| DIRECTIONS FOR THIS TASK |
Restate all of the entries exactly, dropping any pictures they hold.

(Saved entries)
· · · · ·

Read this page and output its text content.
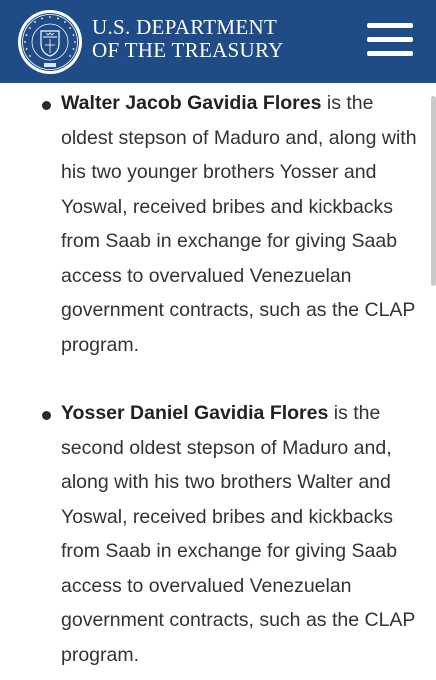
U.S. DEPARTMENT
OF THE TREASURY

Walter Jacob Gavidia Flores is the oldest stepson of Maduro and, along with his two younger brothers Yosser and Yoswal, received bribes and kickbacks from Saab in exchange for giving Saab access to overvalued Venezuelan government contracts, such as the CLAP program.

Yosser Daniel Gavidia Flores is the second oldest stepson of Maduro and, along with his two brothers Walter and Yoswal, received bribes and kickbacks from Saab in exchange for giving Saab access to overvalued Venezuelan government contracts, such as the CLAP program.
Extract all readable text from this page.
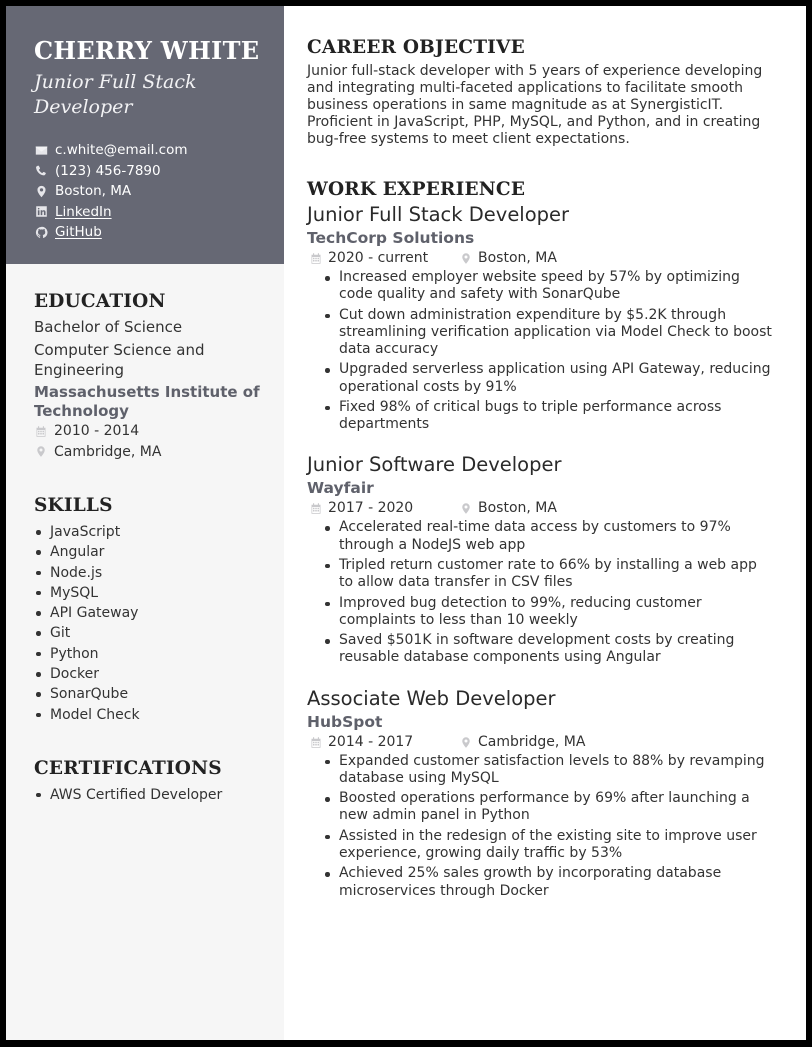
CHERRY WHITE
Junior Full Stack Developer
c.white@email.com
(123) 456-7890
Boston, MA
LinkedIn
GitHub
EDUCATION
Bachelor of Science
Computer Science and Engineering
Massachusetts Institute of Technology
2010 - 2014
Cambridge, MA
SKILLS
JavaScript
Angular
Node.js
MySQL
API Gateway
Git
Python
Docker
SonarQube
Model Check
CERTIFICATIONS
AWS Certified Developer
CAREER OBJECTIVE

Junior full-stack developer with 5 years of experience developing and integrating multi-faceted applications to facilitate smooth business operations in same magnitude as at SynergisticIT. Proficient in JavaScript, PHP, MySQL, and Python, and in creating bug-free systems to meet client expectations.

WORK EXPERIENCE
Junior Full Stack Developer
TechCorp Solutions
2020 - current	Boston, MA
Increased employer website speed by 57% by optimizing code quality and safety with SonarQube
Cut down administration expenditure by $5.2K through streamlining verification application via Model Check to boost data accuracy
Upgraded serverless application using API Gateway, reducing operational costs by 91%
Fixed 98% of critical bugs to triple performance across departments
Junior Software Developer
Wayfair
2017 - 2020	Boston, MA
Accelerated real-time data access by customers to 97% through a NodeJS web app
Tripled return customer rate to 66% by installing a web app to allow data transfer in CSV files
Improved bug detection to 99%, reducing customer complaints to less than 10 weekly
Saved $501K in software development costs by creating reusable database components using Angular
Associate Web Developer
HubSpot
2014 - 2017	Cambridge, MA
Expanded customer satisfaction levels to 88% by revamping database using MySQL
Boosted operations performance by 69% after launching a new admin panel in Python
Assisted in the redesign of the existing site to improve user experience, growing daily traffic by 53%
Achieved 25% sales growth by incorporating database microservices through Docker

· · · · ·

| WRITTEN RESPONSE |
Read this page and output its text content.
U.S. DEPARTMENT
OF THE TREASURY

Walter Jacob Gavidia Flores is the oldest stepson of Maduro and, along with his two younger brothers Yosser and Yoswal, received bribes and kickbacks from Saab in exchange for giving Saab access to overvalued Venezuelan government contracts, such as the CLAP program.

Yosser Daniel Gavidia Flores is the second oldest stepson of Maduro and, along with his two brothers Walter and Yoswal, received bribes and kickbacks from Saab in exchange for giving Saab access to overvalued Venezuelan government contracts, such as the CLAP program.
Extract all readable text from this page.
CHERRY WHITE
Junior Full Stack Developer
c.white@email.com
(123) 456-7890
Boston, MA
LinkedIn
GitHub
EDUCATION
Bachelor of Science
Computer Science and Engineering
Massachusetts Institute of Technology
2010 - 2014
Cambridge, MA
SKILLS
JavaScript
Angular
Node.js
MySQL
API Gateway
Git
Python
Docker
SonarQube
Model Check
CERTIFICATIONS
AWS Certified Developer
CAREER OBJECTIVE

Junior full-stack developer with 5 years of experience developing and integrating multi-faceted applications to facilitate smooth business operations in same magnitude as at SynergisticIT. Proficient in JavaScript, PHP, MySQL, and Python, and in creating bug-free systems to meet client expectations.

WORK EXPERIENCE
Junior Full Stack Developer
TechCorp Solutions
2020 - current	Boston, MA
Increased employer website speed by 57% by optimizing code quality and safety with SonarQube
Cut down administration expenditure by $5.2K through streamlining verification application via Model Check to boost data accuracy
Upgraded serverless application using API Gateway, reducing operational costs by 91%
Fixed 98% of critical bugs to triple performance across departments
Junior Software Developer
Wayfair
2017 - 2020	Boston, MA
Accelerated real-time data access by customers to 97% through a NodeJS web app
Tripled return customer rate to 66% by installing a web app to allow data transfer in CSV files
Improved bug detection to 99%, reducing customer complaints to less than 10 weekly
Saved $501K in software development costs by creating reusable database components using Angular
Associate Web Developer
HubSpot
2014 - 2017	Cambridge, MA
Expanded customer satisfaction levels to 88% by revamping database using MySQL
Boosted operations performance by 69% after launching a new admin panel in Python
Assisted in the redesign of the existing site to improve user experience, growing daily traffic by 53%
Achieved 25% sales growth by incorporating database microservices through Docker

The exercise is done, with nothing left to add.